> _Information provided_:
***

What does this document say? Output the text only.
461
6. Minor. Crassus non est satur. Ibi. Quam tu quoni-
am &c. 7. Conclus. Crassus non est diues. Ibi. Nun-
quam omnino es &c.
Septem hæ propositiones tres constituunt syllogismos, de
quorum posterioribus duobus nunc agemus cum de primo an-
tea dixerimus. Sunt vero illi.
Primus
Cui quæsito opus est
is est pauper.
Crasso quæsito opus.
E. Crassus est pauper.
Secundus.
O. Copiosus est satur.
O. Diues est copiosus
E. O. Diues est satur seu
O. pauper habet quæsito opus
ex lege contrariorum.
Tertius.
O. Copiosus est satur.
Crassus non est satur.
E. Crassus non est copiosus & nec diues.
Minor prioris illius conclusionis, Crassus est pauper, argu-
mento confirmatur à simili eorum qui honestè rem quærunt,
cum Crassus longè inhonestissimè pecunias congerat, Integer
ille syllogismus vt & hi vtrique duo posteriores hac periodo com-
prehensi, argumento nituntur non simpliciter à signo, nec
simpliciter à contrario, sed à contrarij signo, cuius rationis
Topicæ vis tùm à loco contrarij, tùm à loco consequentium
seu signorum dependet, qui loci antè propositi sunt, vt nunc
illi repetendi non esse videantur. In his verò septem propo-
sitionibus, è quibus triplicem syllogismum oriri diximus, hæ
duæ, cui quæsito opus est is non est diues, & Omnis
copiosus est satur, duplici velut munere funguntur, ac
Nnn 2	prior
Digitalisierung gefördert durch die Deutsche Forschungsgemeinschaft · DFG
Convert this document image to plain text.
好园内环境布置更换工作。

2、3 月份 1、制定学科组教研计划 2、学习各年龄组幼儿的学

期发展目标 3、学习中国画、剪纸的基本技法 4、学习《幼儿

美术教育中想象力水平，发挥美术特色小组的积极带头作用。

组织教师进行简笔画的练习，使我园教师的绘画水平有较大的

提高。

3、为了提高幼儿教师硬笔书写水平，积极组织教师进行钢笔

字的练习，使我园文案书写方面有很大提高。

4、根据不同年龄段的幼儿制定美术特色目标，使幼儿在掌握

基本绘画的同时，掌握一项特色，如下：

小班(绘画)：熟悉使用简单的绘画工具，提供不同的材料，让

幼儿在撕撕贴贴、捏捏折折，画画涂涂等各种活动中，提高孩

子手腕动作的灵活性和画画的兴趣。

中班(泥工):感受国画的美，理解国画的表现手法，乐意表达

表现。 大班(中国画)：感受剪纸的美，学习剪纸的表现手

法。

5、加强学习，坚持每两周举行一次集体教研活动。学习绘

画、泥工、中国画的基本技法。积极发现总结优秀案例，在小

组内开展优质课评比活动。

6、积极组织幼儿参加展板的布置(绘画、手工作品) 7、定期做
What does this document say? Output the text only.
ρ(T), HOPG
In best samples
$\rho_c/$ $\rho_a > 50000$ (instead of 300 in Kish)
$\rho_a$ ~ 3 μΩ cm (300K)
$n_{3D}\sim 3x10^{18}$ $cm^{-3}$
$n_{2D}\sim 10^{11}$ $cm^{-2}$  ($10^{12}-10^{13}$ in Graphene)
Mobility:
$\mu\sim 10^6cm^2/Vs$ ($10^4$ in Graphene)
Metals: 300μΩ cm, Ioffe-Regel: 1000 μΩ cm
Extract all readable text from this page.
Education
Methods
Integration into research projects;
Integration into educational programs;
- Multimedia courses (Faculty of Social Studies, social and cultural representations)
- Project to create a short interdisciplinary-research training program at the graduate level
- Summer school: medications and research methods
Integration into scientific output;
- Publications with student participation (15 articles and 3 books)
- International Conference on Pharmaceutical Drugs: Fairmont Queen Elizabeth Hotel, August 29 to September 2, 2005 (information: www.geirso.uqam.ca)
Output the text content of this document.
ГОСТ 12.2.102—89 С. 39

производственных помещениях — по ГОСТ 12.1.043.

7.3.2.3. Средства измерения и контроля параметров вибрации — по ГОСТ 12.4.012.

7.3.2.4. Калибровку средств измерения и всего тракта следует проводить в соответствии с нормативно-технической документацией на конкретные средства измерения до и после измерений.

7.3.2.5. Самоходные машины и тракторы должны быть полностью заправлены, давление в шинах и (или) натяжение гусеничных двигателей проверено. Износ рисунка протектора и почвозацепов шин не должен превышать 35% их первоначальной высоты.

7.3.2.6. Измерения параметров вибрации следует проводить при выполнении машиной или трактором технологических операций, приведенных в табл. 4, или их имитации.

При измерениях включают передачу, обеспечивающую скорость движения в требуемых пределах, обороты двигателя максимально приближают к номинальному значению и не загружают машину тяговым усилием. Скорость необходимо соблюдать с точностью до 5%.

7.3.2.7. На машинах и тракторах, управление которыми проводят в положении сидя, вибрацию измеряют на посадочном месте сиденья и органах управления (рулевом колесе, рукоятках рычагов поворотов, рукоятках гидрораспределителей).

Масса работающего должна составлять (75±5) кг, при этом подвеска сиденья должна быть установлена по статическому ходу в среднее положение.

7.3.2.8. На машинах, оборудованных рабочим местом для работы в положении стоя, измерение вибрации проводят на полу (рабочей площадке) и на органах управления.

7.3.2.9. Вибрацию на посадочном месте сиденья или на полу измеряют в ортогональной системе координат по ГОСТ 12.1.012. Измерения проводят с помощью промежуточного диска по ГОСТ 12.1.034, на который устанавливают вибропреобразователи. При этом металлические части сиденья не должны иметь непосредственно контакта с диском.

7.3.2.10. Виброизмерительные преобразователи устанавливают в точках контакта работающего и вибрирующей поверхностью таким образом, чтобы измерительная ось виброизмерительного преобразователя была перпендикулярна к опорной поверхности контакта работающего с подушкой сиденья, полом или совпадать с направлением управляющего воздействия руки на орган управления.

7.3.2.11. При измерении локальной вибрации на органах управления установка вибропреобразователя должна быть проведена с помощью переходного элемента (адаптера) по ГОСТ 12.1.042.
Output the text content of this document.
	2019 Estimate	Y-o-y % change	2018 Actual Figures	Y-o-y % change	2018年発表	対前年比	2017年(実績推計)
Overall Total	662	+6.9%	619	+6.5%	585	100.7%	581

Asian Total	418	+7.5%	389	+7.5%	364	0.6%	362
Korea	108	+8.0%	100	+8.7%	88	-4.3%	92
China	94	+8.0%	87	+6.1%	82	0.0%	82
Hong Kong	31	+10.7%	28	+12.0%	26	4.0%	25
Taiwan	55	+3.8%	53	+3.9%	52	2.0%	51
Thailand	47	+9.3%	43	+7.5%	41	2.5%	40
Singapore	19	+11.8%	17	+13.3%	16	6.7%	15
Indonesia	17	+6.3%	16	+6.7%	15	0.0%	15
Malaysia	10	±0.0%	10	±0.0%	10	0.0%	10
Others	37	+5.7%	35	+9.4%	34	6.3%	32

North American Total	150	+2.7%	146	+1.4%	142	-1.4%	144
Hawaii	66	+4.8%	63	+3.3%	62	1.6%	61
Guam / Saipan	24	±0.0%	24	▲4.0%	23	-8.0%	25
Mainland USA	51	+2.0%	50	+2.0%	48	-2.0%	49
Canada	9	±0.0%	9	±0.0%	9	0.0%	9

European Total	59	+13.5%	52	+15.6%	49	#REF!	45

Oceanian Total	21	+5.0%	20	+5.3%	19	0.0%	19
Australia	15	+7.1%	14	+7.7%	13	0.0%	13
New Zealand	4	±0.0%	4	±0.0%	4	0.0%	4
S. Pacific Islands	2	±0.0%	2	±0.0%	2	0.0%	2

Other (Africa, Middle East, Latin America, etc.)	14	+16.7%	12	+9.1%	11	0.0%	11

***

Return all of the data exactly as it reads.

What does this document say? Output the text only.
461
6. Minor. Crassus non est satur. Ibi. Quam tu quoni-
am &c. 7. Conclus. Crassus non est diues. Ibi. Nun-
quam omnino es &c.
Septem hæ propositiones tres constituunt syllogismos, de
quorum posterioribus duobus nunc agemus cum de primo an-
tea dixerimus. Sunt vero illi.
Primus
Cui quæsito opus est
is est pauper.
Crasso quæsito opus.
E. Crassus est pauper.
Secundus.
O. Copiosus est satur.
O. Diues est copiosus
E. O. Diues est satur seu
O. pauper habet quæsito opus
ex lege contrariorum.
Tertius.
O. Copiosus est satur.
Crassus non est satur.
E. Crassus non est copiosus & nec diues.
Minor prioris illius conclusionis, Crassus est pauper, argu-
mento confirmatur à simili eorum qui honestè rem quærunt,
cum Crassus longè inhonestissimè pecunias congerat, Integer
ille syllogismus vt & hi vtrique duo posteriores hac periodo com-
prehensi, argumento nituntur non simpliciter à signo, nec
simpliciter à contrario, sed à contrarij signo, cuius rationis
Topicæ vis tùm à loco contrarij, tùm à loco consequentium
seu signorum dependet, qui loci antè propositi sunt, vt nunc
illi repetendi non esse videantur. In his verò septem propo-
sitionibus, è quibus triplicem syllogismum oriri diximus, hæ
duæ, cui quæsito opus est is non est diues, & Omnis
copiosus est satur, duplici velut munere funguntur, ac
Nnn 2	prior
Digitalisierung gefördert durch die Deutsche Forschungsgemeinschaft · DFG
Convert this document image to plain text.
好园内环境布置更换工作。

2、3 月份 1、制定学科组教研计划 2、学习各年龄组幼儿的学

期发展目标 3、学习中国画、剪纸的基本技法 4、学习《幼儿

美术教育中想象力水平，发挥美术特色小组的积极带头作用。

组织教师进行简笔画的练习，使我园教师的绘画水平有较大的

提高。

3、为了提高幼儿教师硬笔书写水平，积极组织教师进行钢笔

字的练习，使我园文案书写方面有很大提高。

4、根据不同年龄段的幼儿制定美术特色目标，使幼儿在掌握

基本绘画的同时，掌握一项特色，如下：

小班(绘画)：熟悉使用简单的绘画工具，提供不同的材料，让

幼儿在撕撕贴贴、捏捏折折，画画涂涂等各种活动中，提高孩

子手腕动作的灵活性和画画的兴趣。

中班(泥工):感受国画的美，理解国画的表现手法，乐意表达

表现。 大班(中国画)：感受剪纸的美，学习剪纸的表现手

法。

5、加强学习，坚持每两周举行一次集体教研活动。学习绘

画、泥工、中国画的基本技法。积极发现总结优秀案例，在小

组内开展优质课评比活动。

6、积极组织幼儿参加展板的布置(绘画、手工作品) 7、定期做
What does this document say? Output the text only.
ρ(T), HOPG
In best samples
$\rho_c/$ $\rho_a > 50000$ (instead of 300 in Kish)
$\rho_a$ ~ 3 μΩ cm (300K)
$n_{3D}\sim 3x10^{18}$ $cm^{-3}$
$n_{2D}\sim 10^{11}$ $cm^{-2}$  ($10^{12}-10^{13}$ in Graphene)
Mobility:
$\mu\sim 10^6cm^2/Vs$ ($10^4$ in Graphene)
Metals: 300μΩ cm, Ioffe-Regel: 1000 μΩ cm
Extract all readable text from this page.
Education
Methods
Integration into research projects;
Integration into educational programs;
- Multimedia courses (Faculty of Social Studies, social and cultural representations)
- Project to create a short interdisciplinary-research training program at the graduate level
- Summer school: medications and research methods
Integration into scientific output;
- Publications with student participation (15 articles and 3 books)
- International Conference on Pharmaceutical Drugs: Fairmont Queen Elizabeth Hotel, August 29 to September 2, 2005 (information: www.geirso.uqam.ca)
Output the text content of this document.
ГОСТ 12.2.102—89 С. 39

производственных помещениях — по ГОСТ 12.1.043.

7.3.2.3. Средства измерения и контроля параметров вибрации — по ГОСТ 12.4.012.

7.3.2.4. Калибровку средств измерения и всего тракта следует проводить в соответствии с нормативно-технической документацией на конкретные средства измерения до и после измерений.

7.3.2.5. Самоходные машины и тракторы должны быть полностью заправлены, давление в шинах и (или) натяжение гусеничных двигателей проверено. Износ рисунка протектора и почвозацепов шин не должен превышать 35% их первоначальной высоты.

7.3.2.6. Измерения параметров вибрации следует проводить при выполнении машиной или трактором технологических операций, приведенных в табл. 4, или их имитации.

При измерениях включают передачу, обеспечивающую скорость движения в требуемых пределах, обороты двигателя максимально приближают к номинальному значению и не загружают машину тяговым усилием. Скорость необходимо соблюдать с точностью до 5%.

7.3.2.7. На машинах и тракторах, управление которыми проводят в положении сидя, вибрацию измеряют на посадочном месте сиденья и органах управления (рулевом колесе, рукоятках рычагов поворотов, рукоятках гидрораспределителей).

Масса работающего должна составлять (75±5) кг, при этом подвеска сиденья должна быть установлена по статическому ходу в среднее положение.

7.3.2.8. На машинах, оборудованных рабочим местом для работы в положении стоя, измерение вибрации проводят на полу (рабочей площадке) и на органах управления.

7.3.2.9. Вибрацию на посадочном месте сиденья или на полу измеряют в ортогональной системе координат по ГОСТ 12.1.012. Измерения проводят с помощью промежуточного диска по ГОСТ 12.1.034, на который устанавливают вибропреобразователи. При этом металлические части сиденья не должны иметь непосредственно контакта с диском.

7.3.2.10. Виброизмерительные преобразователи устанавливают в точках контакта работающего и вибрирующей поверхностью таким образом, чтобы измерительная ось виброизмерительного преобразователя была перпендикулярна к опорной поверхности контакта работающего с подушкой сиденья, полом или совпадать с направлением управляющего воздействия руки на орган управления.

7.3.2.11. При измерении локальной вибрации на органах управления установка вибропреобразователя должна быть проведена с помощью переходного элемента (адаптера) по ГОСТ 12.1.042.
Output the text content of this document.
	2019 Estimate	Y-o-y % change	2018 Actual Figures	Y-o-y % change	2018年発表	対前年比	2017年(実績推計)
Overall Total	662	+6.9%	619	+6.5%	585	100.7%	581

Asian Total	418	+7.5%	389	+7.5%	364	0.6%	362
Korea	108	+8.0%	100	+8.7%	88	-4.3%	92
China	94	+8.0%	87	+6.1%	82	0.0%	82
Hong Kong	31	+10.7%	28	+12.0%	26	4.0%	25
Taiwan	55	+3.8%	53	+3.9%	52	2.0%	51
Thailand	47	+9.3%	43	+7.5%	41	2.5%	40
Singapore	19	+11.8%	17	+13.3%	16	6.7%	15
Indonesia	17	+6.3%	16	+6.7%	15	0.0%	15
Malaysia	10	±0.0%	10	±0.0%	10	0.0%	10
Others	37	+5.7%	35	+9.4%	34	6.3%	32

North American Total	150	+2.7%	146	+1.4%	142	-1.4%	144
Hawaii	66	+4.8%	63	+3.3%	62	1.6%	61
Guam / Saipan	24	±0.0%	24	▲4.0%	23	-8.0%	25
Mainland USA	51	+2.0%	50	+2.0%	48	-2.0%	49
Canada	9	±0.0%	9	±0.0%	9	0.0%	9

European Total	59	+13.5%	52	+15.6%	49	#REF!	45

Oceanian Total	21	+5.0%	20	+5.3%	19	0.0%	19
Australia	15	+7.1%	14	+7.7%	13	0.0%	13
New Zealand	4	±0.0%	4	±0.0%	4	0.0%	4
S. Pacific Islands	2	±0.0%	2	±0.0%	2	0.0%	2

Other (Africa, Middle East, Latin America, etc.)	14	+16.7%	12	+9.1%	11	0.0%	11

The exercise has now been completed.